"""

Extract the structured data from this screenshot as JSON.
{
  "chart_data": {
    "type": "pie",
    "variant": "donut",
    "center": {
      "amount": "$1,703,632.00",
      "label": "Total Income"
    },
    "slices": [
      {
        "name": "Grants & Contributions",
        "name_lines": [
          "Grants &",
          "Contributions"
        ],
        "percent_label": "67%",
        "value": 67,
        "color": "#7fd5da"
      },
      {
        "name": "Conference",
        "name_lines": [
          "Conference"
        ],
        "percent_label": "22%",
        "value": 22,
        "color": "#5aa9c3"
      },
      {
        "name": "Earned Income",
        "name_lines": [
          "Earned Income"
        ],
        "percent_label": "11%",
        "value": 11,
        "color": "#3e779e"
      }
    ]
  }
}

"""

Instructions to follow => Exactly reproduce all of the entries above.

Answer to this problem =>
Extract the structured data from this screenshot as JSON.
{
  "chart_data": {
    "type": "pie",
    "variant": "donut",
    "center": {
      "amount": "$1,703,632.00",
      "label": "Total Income"
    },
    "slices": [
      {
        "name": "Grants & Contributions",
        "name_lines": [
          "Grants &",
          "Contributions"
        ],
        "percent_label": "67%",
        "value": 67,
        "color": "#7fd5da"
      },
      {
        "name": "Conference",
        "name_lines": [
          "Conference"
        ],
        "percent_label": "22%",
        "value": 22,
        "color": "#5aa9c3"
      },
      {
        "name": "Earned Income",
        "name_lines": [
          "Earned Income"
        ],
        "percent_label": "11%",
        "value": 11,
        "color": "#3e779e"
      }
    ]
  }
}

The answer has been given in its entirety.